- DOCUMENT PASSAGE
Stars require significant investment to continue their rapid growth and maintain their high market share. This investment may come in the form of additional marketing, research, and development, or other initiatives. In addition, companies should consider acquiring similar businesses or products to further expand their presence in the market.


Cash Cows

Cash Cows require minimal investment and generate significant profits, making them a valuable source of funding for other initiatives. Companies should focus on maintaining their market position and maximizing profits from these businesses or products.

Dogs

Dogs should be phased out or sold if possible. If they cannot be sold, they should be divested or downsized, as they are a drain on the company’s resources and offer little to no potential for growth.


Question Marks

Question Marks require significant investment to turn them into Stars, but they also offer the potential for significant growth. Companies should evaluate the potential growth of each Question Mark and make a decision on how much investment to allocate based on their growth potential and the company’s overall strategy.






How to Use the BCG Matrix

The BCG matrix can be a useful tool for businesses to make strategic decisions. But it is important to use it properly. Here are some steps to help you use the BCG matrix effectively:


  1. Identify Your Product Lines: The first step is to identify your product lines and determine which category they belong in based on market growth and market share.
  2. Assess Market Growth and Market Share: The next step is to assess the market growth and market share of each product line. We can gather this information from market research and industry reports.
  3. Make Strategic Decisions: Based on the results of your analysis, you can make strategic decisions about each product line. For example, you may choose to invest in a star SBU to help it grow, or divest a dog SBU to focus on more profitable product lines.

- INFORMATION SUPPLIED
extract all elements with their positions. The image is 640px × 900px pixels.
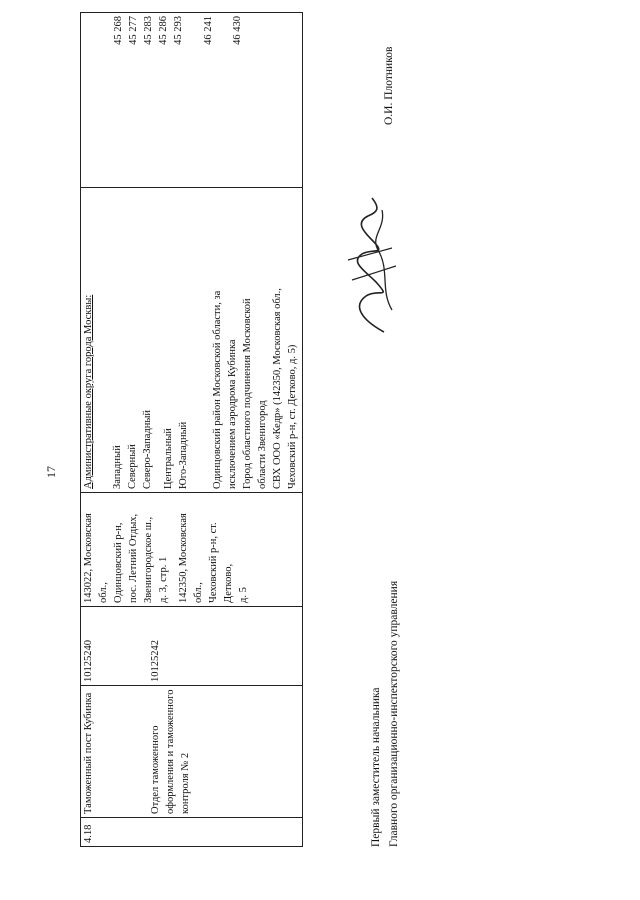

- DIRECTIONS
A: Answer these about the BCG matrix passage:
(i) What should happen to Dogs that cannot be sold?
(ii) What do Cash Cows provide a valuable source of?
(iii) Where can information on market growth and market share be gathered?
B: Carry the BCG matrix passage forward from its third numbered step.

- SOLVED PROBLEMS
A:
(i) They should be divested or downsized.
(ii) Funding for other initiatives.
(iii) From market research and industry reports.

B:
  4. Reassess Regularly: It is important to reassess your product lines regularly to ensure that your strategic decisions are still relevant and effective. The market can change quickly, and your product lines may move from one category to another.






Strategic Considerations of BCG Matrix


The four key strategies, Businesses can use to improve their portfolio health: Building, Holding, Harvesting, and Divestment.


Building

The building is a strategy aimed at improving market positions, even if it results in temporary damage to profitability. This strategy is ideal for moving “question marks” into the “star” category or for increasing the size of existing “stars.” But, it requires significant company resources to be successful.


Holding

Holding is a defensive strategy that focuses on preserving market positions, primarily for “cash cows.” This strategy helps to maintain the productivity of “cash cows” and protect them from new competitors.


Harvesting

Harvesting is a strategy designed to maximize the return on investment from a product. This involves reducing promotion and production costs to a minimum to extract as much cash flow as possible. This approach is suitable for “weakening” “cash cows,” “dogs,” and “question marks.”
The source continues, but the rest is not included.